Data excerpts
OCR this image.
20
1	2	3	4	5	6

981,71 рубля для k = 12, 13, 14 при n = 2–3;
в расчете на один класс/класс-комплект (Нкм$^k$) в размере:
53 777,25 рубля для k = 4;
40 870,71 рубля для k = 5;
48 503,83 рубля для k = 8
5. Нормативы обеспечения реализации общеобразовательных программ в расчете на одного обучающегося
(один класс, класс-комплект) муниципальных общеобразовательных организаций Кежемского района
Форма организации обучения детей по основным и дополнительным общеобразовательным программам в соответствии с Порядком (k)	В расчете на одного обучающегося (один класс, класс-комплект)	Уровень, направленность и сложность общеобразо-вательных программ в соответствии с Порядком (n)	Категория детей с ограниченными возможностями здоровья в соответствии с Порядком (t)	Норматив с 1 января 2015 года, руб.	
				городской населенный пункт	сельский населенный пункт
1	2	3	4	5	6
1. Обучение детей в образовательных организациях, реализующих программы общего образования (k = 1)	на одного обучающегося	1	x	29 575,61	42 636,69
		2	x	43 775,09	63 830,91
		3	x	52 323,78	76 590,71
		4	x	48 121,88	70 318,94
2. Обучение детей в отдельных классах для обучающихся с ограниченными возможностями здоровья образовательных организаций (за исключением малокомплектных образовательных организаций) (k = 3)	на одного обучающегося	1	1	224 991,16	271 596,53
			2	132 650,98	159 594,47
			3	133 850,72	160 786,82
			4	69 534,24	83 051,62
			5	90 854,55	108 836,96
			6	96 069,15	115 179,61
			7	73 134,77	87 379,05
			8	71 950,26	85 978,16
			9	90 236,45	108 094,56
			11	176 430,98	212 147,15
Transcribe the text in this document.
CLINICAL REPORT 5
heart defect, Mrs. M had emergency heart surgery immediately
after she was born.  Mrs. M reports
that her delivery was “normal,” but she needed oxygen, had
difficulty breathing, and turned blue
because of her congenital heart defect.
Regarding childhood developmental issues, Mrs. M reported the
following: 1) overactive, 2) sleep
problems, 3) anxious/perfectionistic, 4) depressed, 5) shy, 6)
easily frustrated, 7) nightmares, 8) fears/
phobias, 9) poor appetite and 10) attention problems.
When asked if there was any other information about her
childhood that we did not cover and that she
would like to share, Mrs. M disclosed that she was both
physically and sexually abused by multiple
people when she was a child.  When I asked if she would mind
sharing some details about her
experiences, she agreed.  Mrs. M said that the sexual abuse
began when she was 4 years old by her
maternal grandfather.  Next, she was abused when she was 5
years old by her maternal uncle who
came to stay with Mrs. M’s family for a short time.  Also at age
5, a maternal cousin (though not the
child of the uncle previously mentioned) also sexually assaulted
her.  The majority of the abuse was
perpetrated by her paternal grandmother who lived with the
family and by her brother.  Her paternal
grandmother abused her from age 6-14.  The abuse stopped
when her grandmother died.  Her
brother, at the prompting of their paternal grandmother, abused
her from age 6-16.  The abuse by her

**Task brief:**
Copy each line from the records above that includes the string "sexually".

**Solution:**
physically and sexually abused by multiple
child of the uncle previously mentioned) also sexually assaulted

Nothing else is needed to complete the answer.